== Do this ==
Write out the data below exactly as given, without any of its pictures.

Start of Raw data

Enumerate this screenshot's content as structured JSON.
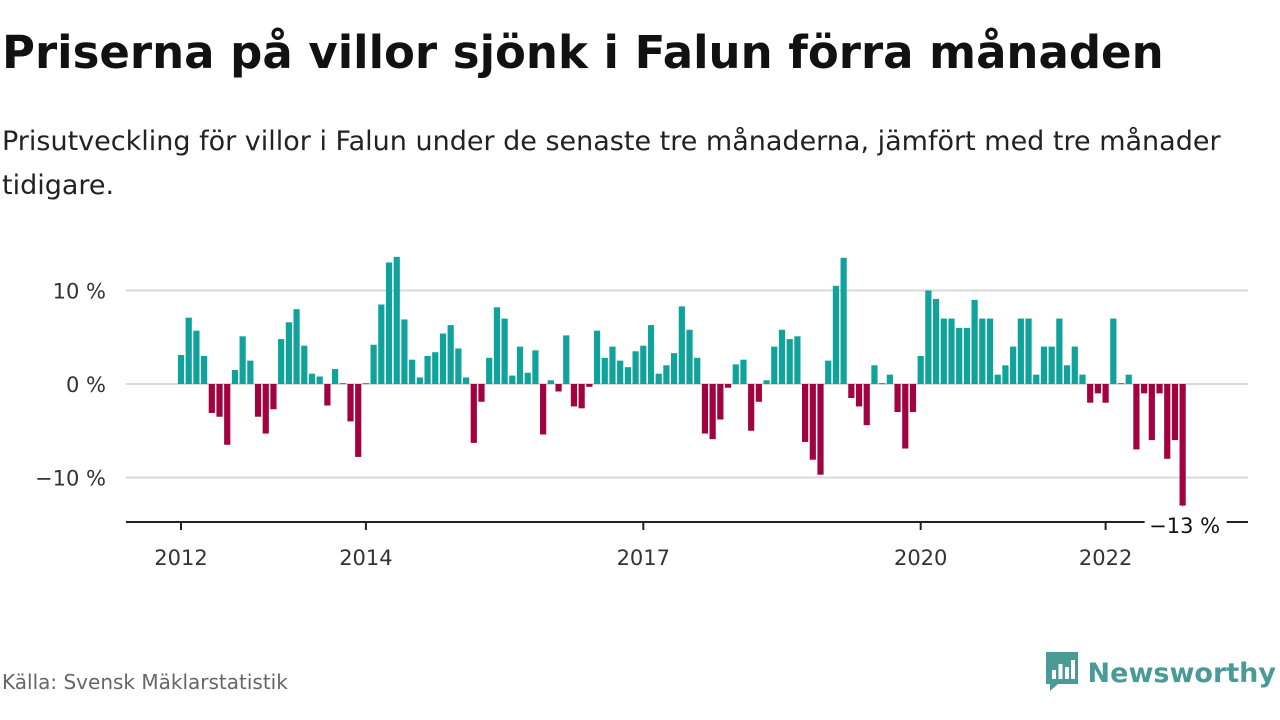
{
  "title": "Priserna på villor sjönk i Falun förra månaden",
  "subtitle": "Prisutveckling för villor i Falun under de senaste tre månaderna, jämfört med tre månader tidigare.",
  "source": "Källa: Svensk Mäklarstatistik",
  "brand": {
    "name": "Newsworthy",
    "icon": "newsworthy-logo-icon",
    "color": "#4a9a96"
  },
  "colors": {
    "positive": "#0fa39b",
    "negative": "#a0033f",
    "grid": "#d9d9d9",
    "axis": "#222222"
  },
  "chart_data": {
    "type": "bar",
    "unit": "%",
    "ylim": [
      -15,
      15
    ],
    "yticks": [
      {
        "value": 10,
        "label": "10 %"
      },
      {
        "value": 0,
        "label": "0 %"
      },
      {
        "value": -10,
        "label": "−10 %"
      }
    ],
    "xticks": [
      {
        "index": 0,
        "label": "2012"
      },
      {
        "index": 24,
        "label": "2014"
      },
      {
        "index": 60,
        "label": "2017"
      },
      {
        "index": 96,
        "label": "2020"
      },
      {
        "index": 120,
        "label": "2022"
      }
    ],
    "last_value_label": "−13 %",
    "grid": true,
    "values": [
      3.1,
      7.1,
      5.7,
      3.0,
      -3.1,
      -3.5,
      -6.5,
      1.5,
      5.1,
      2.5,
      -3.5,
      -5.3,
      -2.7,
      4.8,
      6.6,
      8.0,
      4.1,
      1.1,
      0.8,
      -2.3,
      1.6,
      0.1,
      -4.0,
      -7.8,
      0.1,
      4.2,
      8.5,
      13.0,
      13.6,
      6.9,
      2.6,
      0.7,
      3.0,
      3.4,
      5.4,
      6.3,
      3.8,
      0.7,
      -6.3,
      -1.9,
      2.8,
      8.2,
      7.0,
      0.9,
      4.0,
      1.2,
      3.6,
      -5.4,
      0.4,
      -0.8,
      5.2,
      -2.4,
      -2.6,
      -0.3,
      5.7,
      2.8,
      4.0,
      2.5,
      1.8,
      3.5,
      4.1,
      6.3,
      1.1,
      2.0,
      3.3,
      8.3,
      5.8,
      2.8,
      -5.3,
      -5.9,
      -3.8,
      -0.4,
      2.1,
      2.6,
      -5.0,
      -1.9,
      0.4,
      4.0,
      5.8,
      4.8,
      5.1,
      -6.2,
      -8.1,
      -9.7,
      2.5,
      10.5,
      13.5,
      -1.5,
      -2.4,
      -4.4,
      2.0,
      0.1,
      1.0,
      -3.0,
      -6.9,
      -3.0,
      3.0,
      10.0,
      9.1,
      7.0,
      7.0,
      6.0,
      6.0,
      9.0,
      7.0,
      7.0,
      1.0,
      2.0,
      4.0,
      7.0,
      7.0,
      1.0,
      4.0,
      4.0,
      7.0,
      2.0,
      4.0,
      1.0,
      -2.0,
      -1.0,
      -2.0,
      7.0,
      0.1,
      1.0,
      -7.0,
      -1.0,
      -6.0,
      -1.0,
      -8.0,
      -6.0,
      -13.0
    ]
  }
}
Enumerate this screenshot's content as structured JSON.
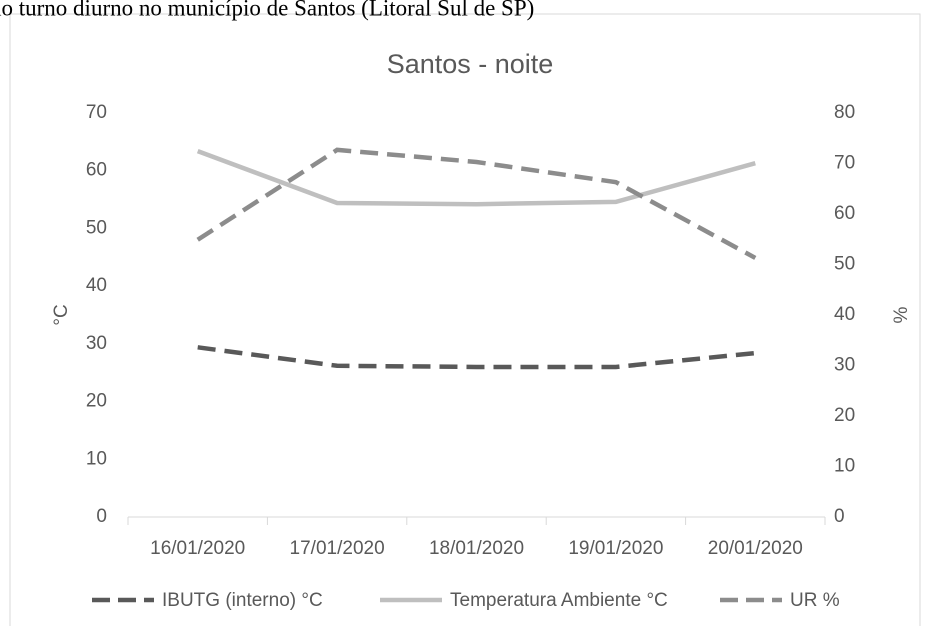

End of Raw data

== Result of this task ==
Enumerate this screenshot's content as structured JSON.
{
  "title": "Priserna på villor sjönk i Falun förra månaden",
  "subtitle": "Prisutveckling för villor i Falun under de senaste tre månaderna, jämfört med tre månader tidigare.",
  "source": "Källa: Svensk Mäklarstatistik",
  "brand": {
    "name": "Newsworthy",
    "icon": "newsworthy-logo-icon",
    "color": "#4a9a96"
  },
  "colors": {
    "positive": "#0fa39b",
    "negative": "#a0033f",
    "grid": "#d9d9d9",
    "axis": "#222222"
  },
  "chart_data": {
    "type": "bar",
    "unit": "%",
    "ylim": [
      -15,
      15
    ],
    "yticks": [
      {
        "value": 10,
        "label": "10 %"
      },
      {
        "value": 0,
        "label": "0 %"
      },
      {
        "value": -10,
        "label": "−10 %"
      }
    ],
    "xticks": [
      {
        "index": 0,
        "label": "2012"
      },
      {
        "index": 24,
        "label": "2014"
      },
      {
        "index": 60,
        "label": "2017"
      },
      {
        "index": 96,
        "label": "2020"
      },
      {
        "index": 120,
        "label": "2022"
      }
    ],
    "last_value_label": "−13 %",
    "grid": true,
    "values": [
      3.1,
      7.1,
      5.7,
      3.0,
      -3.1,
      -3.5,
      -6.5,
      1.5,
      5.1,
      2.5,
      -3.5,
      -5.3,
      -2.7,
      4.8,
      6.6,
      8.0,
      4.1,
      1.1,
      0.8,
      -2.3,
      1.6,
      0.1,
      -4.0,
      -7.8,
      0.1,
      4.2,
      8.5,
      13.0,
      13.6,
      6.9,
      2.6,
      0.7,
      3.0,
      3.4,
      5.4,
      6.3,
      3.8,
      0.7,
      -6.3,
      -1.9,
      2.8,
      8.2,
      7.0,
      0.9,
      4.0,
      1.2,
      3.6,
      -5.4,
      0.4,
      -0.8,
      5.2,
      -2.4,
      -2.6,
      -0.3,
      5.7,
      2.8,
      4.0,
      2.5,
      1.8,
      3.5,
      4.1,
      6.3,
      1.1,
      2.0,
      3.3,
      8.3,
      5.8,
      2.8,
      -5.3,
      -5.9,
      -3.8,
      -0.4,
      2.1,
      2.6,
      -5.0,
      -1.9,
      0.4,
      4.0,
      5.8,
      4.8,
      5.1,
      -6.2,
      -8.1,
      -9.7,
      2.5,
      10.5,
      13.5,
      -1.5,
      -2.4,
      -4.4,
      2.0,
      0.1,
      1.0,
      -3.0,
      -6.9,
      -3.0,
      3.0,
      10.0,
      9.1,
      7.0,
      7.0,
      6.0,
      6.0,
      9.0,
      7.0,
      7.0,
      1.0,
      2.0,
      4.0,
      7.0,
      7.0,
      1.0,
      4.0,
      4.0,
      7.0,
      2.0,
      4.0,
      1.0,
      -2.0,
      -1.0,
      -2.0,
      7.0,
      0.1,
      1.0,
      -7.0,
      -1.0,
      -6.0,
      -1.0,
      -8.0,
      -6.0,
      -13.0
    ]
  }
}
Enumerate this screenshot's content as structured JSON.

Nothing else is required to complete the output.